**Raw records:**
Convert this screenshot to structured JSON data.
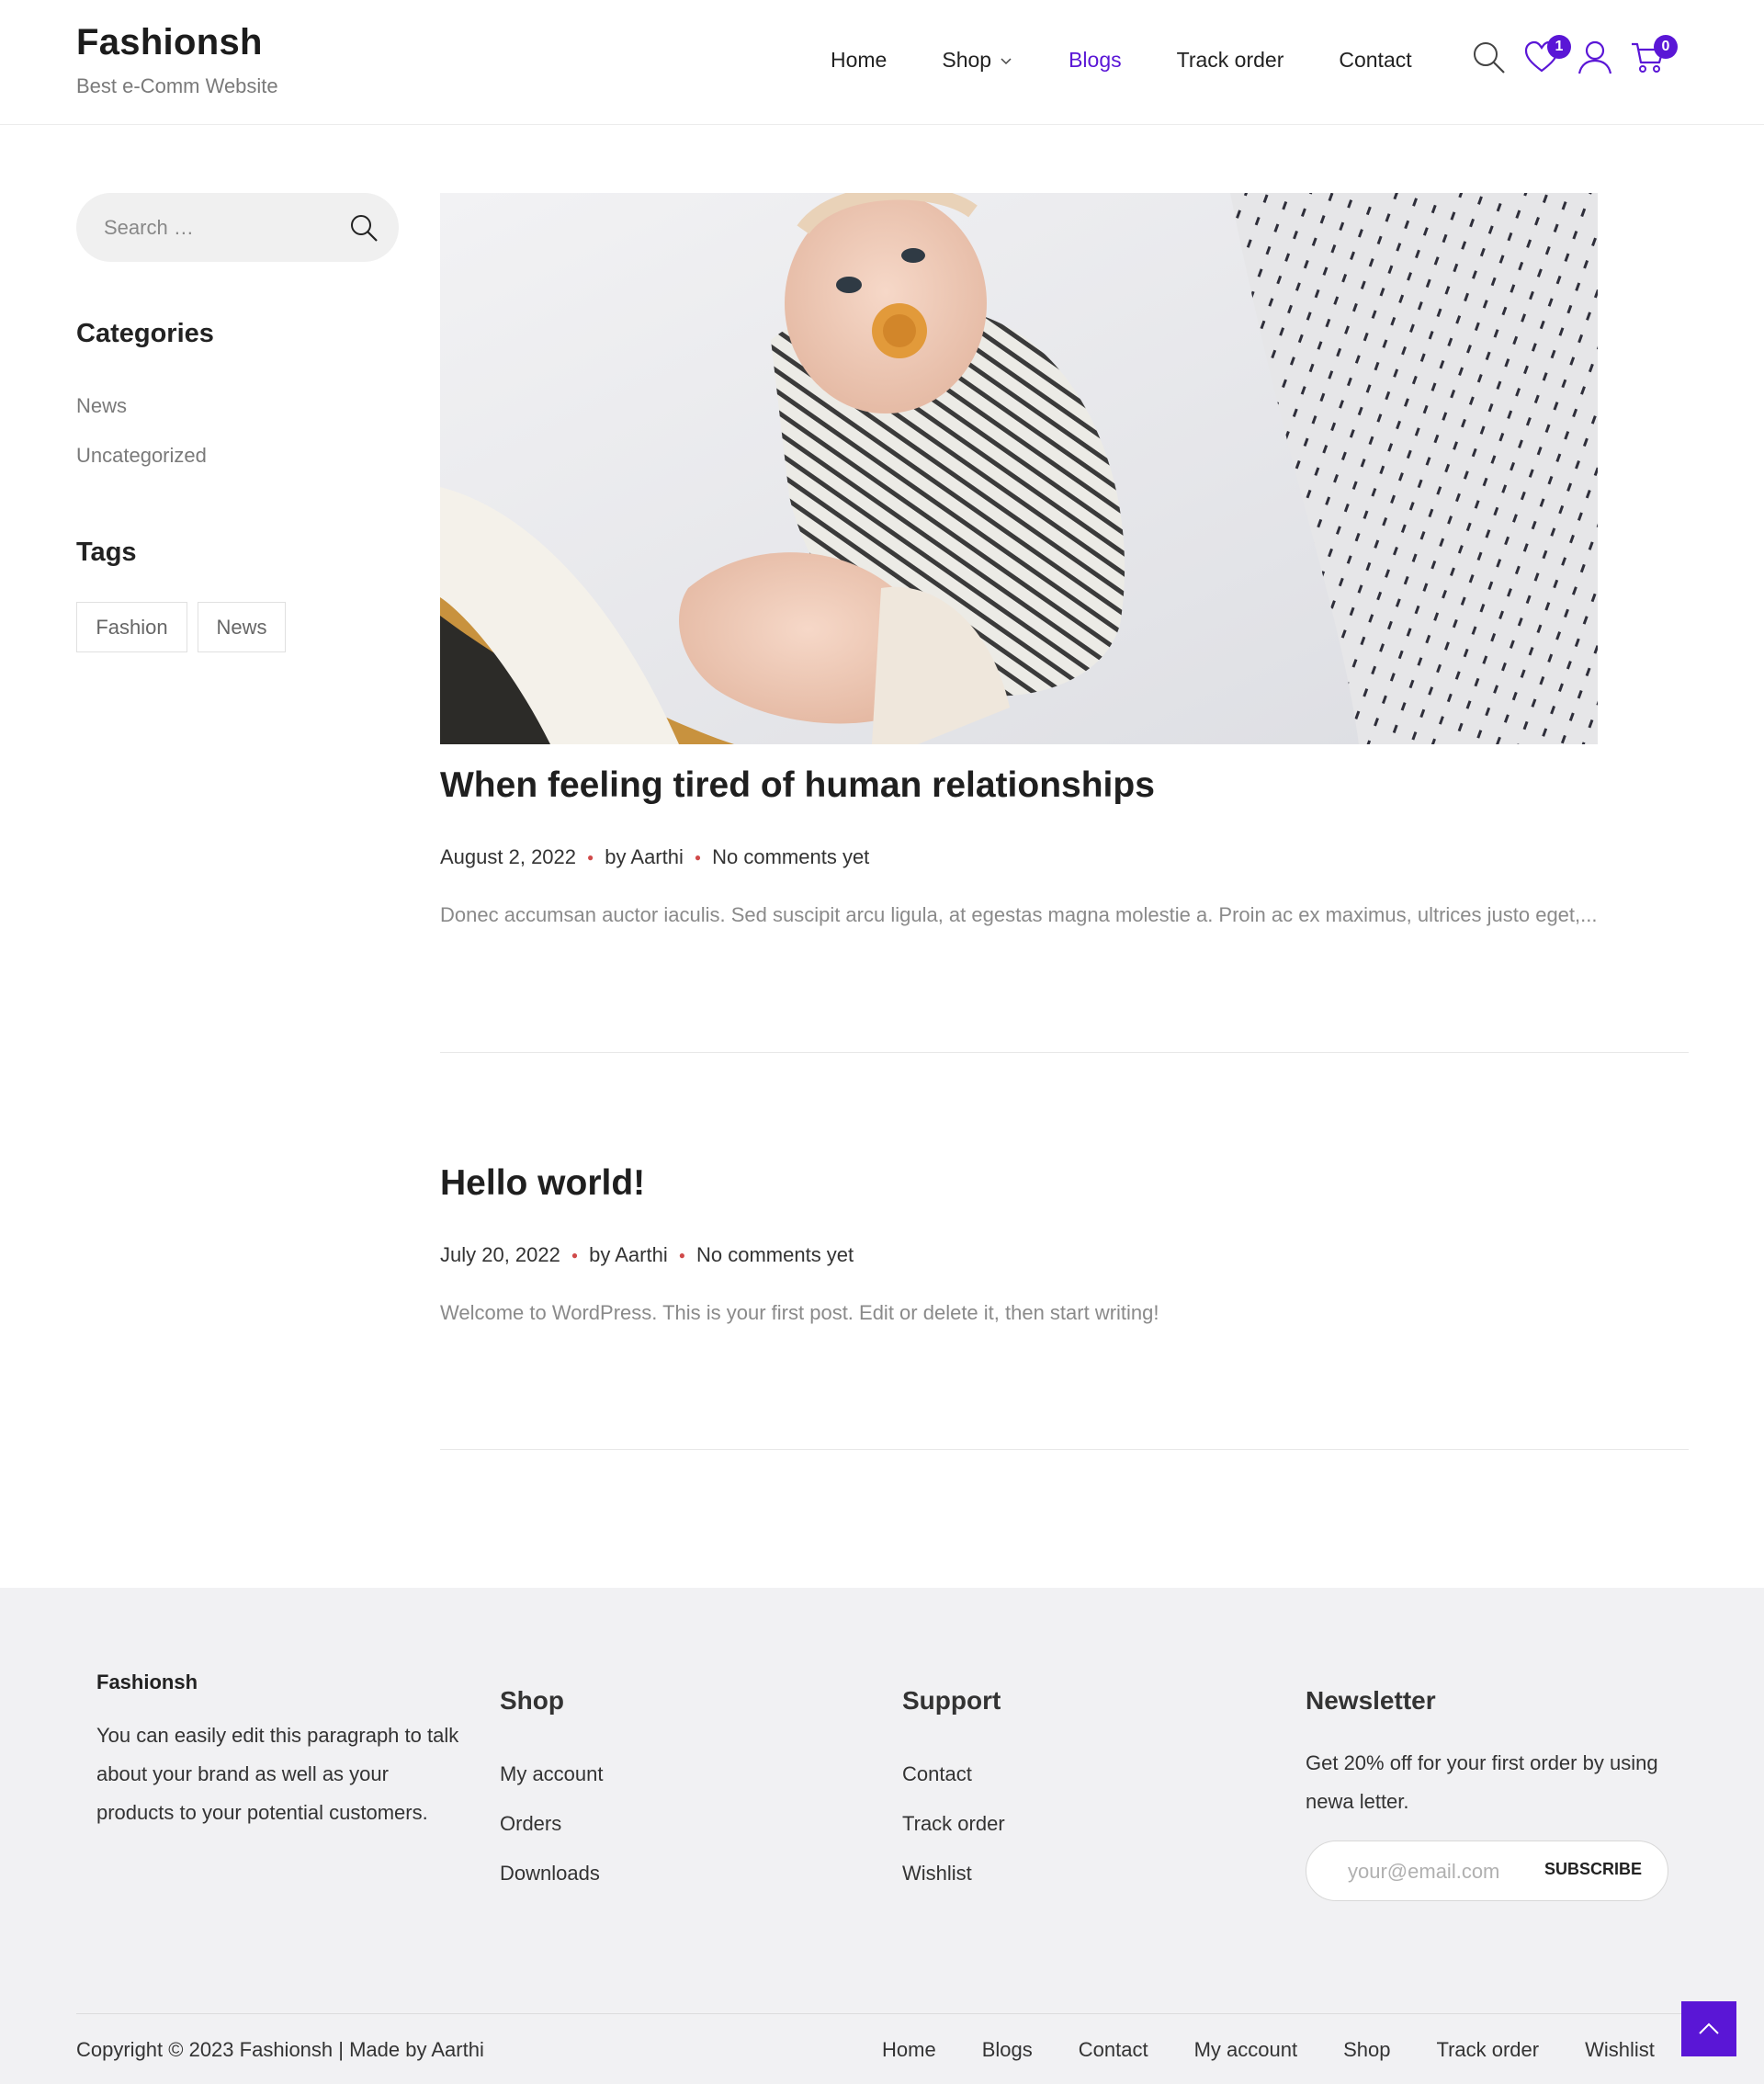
{
  "header": {
    "site_title": "Fashionsh",
    "tagline": "Best e-Comm Website",
    "nav": [
      {
        "label": "Home"
      },
      {
        "label": "Shop"
      },
      {
        "label": "Blogs"
      },
      {
        "label": "Track order"
      },
      {
        "label": "Contact"
      }
    ],
    "wishlist_count": "1",
    "cart_count": "0",
    "accent_color": "#5a16d6"
  },
  "sidebar": {
    "search_placeholder": "Search …",
    "categories_heading": "Categories",
    "categories": [
      "News",
      "Uncategorized"
    ],
    "tags_heading": "Tags",
    "tags": [
      "Fashion",
      "News"
    ]
  },
  "posts": [
    {
      "title": "When feeling tired of human relationships",
      "date": "August 2, 2022",
      "author": "by Aarthi",
      "comments": "No comments yet",
      "excerpt": "Donec accumsan auctor iaculis. Sed suscipit arcu ligula, at egestas magna molestie a. Proin ac ex maximus, ultrices justo eget,..."
    },
    {
      "title": "Hello world!",
      "date": "July 20, 2022",
      "author": "by Aarthi",
      "comments": "No comments yet",
      "excerpt": "Welcome to WordPress. This is your first post. Edit or delete it, then start writing!"
    }
  ],
  "footer": {
    "brand": "Fashionsh",
    "about": "You can easily edit this paragraph to talk about your brand as well as your products to your potential customers.",
    "shop_heading": "Shop",
    "shop_links": [
      "My account",
      "Orders",
      "Downloads"
    ],
    "support_heading": "Support",
    "support_links": [
      "Contact",
      "Track order",
      "Wishlist"
    ],
    "newsletter_heading": "Newsletter",
    "newsletter_text": "Get 20% off for your first order by using newa letter.",
    "email_placeholder": "your@email.com",
    "subscribe_label": "SUBSCRIBE",
    "copyright": "Copyright © 2023 Fashionsh | Made by Aarthi",
    "bottom_nav": [
      "Home",
      "Blogs",
      "Contact",
      "My account",
      "Shop",
      "Track order",
      "Wishlist"
    ]
  }
}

**What you will do:** Write out the whole listing exactly, and drop the pictures.

**Problem solution:**
Convert this screenshot to structured JSON data.
{
  "header": {
    "site_title": "Fashionsh",
    "tagline": "Best e-Comm Website",
    "nav": [
      {
        "label": "Home"
      },
      {
        "label": "Shop"
      },
      {
        "label": "Blogs"
      },
      {
        "label": "Track order"
      },
      {
        "label": "Contact"
      }
    ],
    "wishlist_count": "1",
    "cart_count": "0",
    "accent_color": "#5a16d6"
  },
  "sidebar": {
    "search_placeholder": "Search …",
    "categories_heading": "Categories",
    "categories": [
      "News",
      "Uncategorized"
    ],
    "tags_heading": "Tags",
    "tags": [
      "Fashion",
      "News"
    ]
  },
  "posts": [
    {
      "title": "When feeling tired of human relationships",
      "date": "August 2, 2022",
      "author": "by Aarthi",
      "comments": "No comments yet",
      "excerpt": "Donec accumsan auctor iaculis. Sed suscipit arcu ligula, at egestas magna molestie a. Proin ac ex maximus, ultrices justo eget,..."
    },
    {
      "title": "Hello world!",
      "date": "July 20, 2022",
      "author": "by Aarthi",
      "comments": "No comments yet",
      "excerpt": "Welcome to WordPress. This is your first post. Edit or delete it, then start writing!"
    }
  ],
  "footer": {
    "brand": "Fashionsh",
    "about": "You can easily edit this paragraph to talk about your brand as well as your products to your potential customers.",
    "shop_heading": "Shop",
    "shop_links": [
      "My account",
      "Orders",
      "Downloads"
    ],
    "support_heading": "Support",
    "support_links": [
      "Contact",
      "Track order",
      "Wishlist"
    ],
    "newsletter_heading": "Newsletter",
    "newsletter_text": "Get 20% off for your first order by using newa letter.",
    "email_placeholder": "your@email.com",
    "subscribe_label": "SUBSCRIBE",
    "copyright": "Copyright © 2023 Fashionsh | Made by Aarthi",
    "bottom_nav": [
      "Home",
      "Blogs",
      "Contact",
      "My account",
      "Shop",
      "Track order",
      "Wishlist"
    ]
  }
}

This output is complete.